:: Job ::
Check each line below for the word "International", and copy those that have it.

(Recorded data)

------------------------------

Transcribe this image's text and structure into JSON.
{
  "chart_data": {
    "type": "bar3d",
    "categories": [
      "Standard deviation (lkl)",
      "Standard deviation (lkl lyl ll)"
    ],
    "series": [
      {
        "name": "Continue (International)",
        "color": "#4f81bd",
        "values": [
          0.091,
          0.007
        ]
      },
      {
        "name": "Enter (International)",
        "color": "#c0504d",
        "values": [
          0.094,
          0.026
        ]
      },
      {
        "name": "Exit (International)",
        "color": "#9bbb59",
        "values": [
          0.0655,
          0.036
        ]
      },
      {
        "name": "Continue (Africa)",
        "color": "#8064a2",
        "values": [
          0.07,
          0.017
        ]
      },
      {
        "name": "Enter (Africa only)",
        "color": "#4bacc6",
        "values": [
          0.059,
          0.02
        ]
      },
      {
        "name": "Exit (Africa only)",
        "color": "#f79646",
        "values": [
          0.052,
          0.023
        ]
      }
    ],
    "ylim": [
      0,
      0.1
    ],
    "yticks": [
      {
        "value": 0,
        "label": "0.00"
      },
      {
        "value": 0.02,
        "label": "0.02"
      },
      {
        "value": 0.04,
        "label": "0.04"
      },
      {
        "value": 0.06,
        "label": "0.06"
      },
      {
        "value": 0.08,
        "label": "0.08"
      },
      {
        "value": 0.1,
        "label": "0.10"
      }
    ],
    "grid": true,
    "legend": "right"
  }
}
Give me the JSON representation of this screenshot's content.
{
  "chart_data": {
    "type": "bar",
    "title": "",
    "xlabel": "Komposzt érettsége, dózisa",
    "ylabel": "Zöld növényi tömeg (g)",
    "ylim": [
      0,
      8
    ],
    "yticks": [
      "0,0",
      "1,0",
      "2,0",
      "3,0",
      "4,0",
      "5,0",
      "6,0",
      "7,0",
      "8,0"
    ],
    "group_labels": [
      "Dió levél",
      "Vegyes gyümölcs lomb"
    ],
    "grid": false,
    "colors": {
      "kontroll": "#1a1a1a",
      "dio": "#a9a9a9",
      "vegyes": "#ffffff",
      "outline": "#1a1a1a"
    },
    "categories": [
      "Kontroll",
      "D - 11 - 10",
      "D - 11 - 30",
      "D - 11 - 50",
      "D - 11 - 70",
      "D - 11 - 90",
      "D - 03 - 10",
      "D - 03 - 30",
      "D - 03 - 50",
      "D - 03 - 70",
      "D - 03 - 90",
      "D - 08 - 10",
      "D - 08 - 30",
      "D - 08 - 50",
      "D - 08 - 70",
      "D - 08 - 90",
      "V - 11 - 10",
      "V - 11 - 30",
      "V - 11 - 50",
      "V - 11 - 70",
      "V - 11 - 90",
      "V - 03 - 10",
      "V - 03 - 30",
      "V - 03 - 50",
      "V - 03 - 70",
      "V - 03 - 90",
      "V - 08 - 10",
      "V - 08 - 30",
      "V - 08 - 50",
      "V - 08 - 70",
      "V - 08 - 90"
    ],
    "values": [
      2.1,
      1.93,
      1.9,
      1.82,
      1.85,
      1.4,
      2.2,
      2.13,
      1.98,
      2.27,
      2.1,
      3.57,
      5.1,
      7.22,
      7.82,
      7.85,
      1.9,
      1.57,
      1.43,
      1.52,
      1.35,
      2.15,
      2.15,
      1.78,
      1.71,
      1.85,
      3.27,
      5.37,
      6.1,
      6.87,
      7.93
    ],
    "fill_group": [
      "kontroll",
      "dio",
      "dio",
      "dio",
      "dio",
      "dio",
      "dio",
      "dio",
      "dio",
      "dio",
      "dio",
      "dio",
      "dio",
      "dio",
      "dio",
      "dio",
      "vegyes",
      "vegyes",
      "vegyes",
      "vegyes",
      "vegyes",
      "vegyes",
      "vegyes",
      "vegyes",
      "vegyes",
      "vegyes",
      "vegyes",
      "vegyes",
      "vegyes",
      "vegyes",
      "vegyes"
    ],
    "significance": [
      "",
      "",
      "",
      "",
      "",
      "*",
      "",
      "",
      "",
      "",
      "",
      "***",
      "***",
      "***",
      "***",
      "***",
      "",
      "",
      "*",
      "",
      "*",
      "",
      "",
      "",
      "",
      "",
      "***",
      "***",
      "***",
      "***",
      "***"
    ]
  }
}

------------------------------

:: Problem solution ::
        "name": "Continue (International)",
        "name": "Enter (International)",
        "name": "Exit (International)",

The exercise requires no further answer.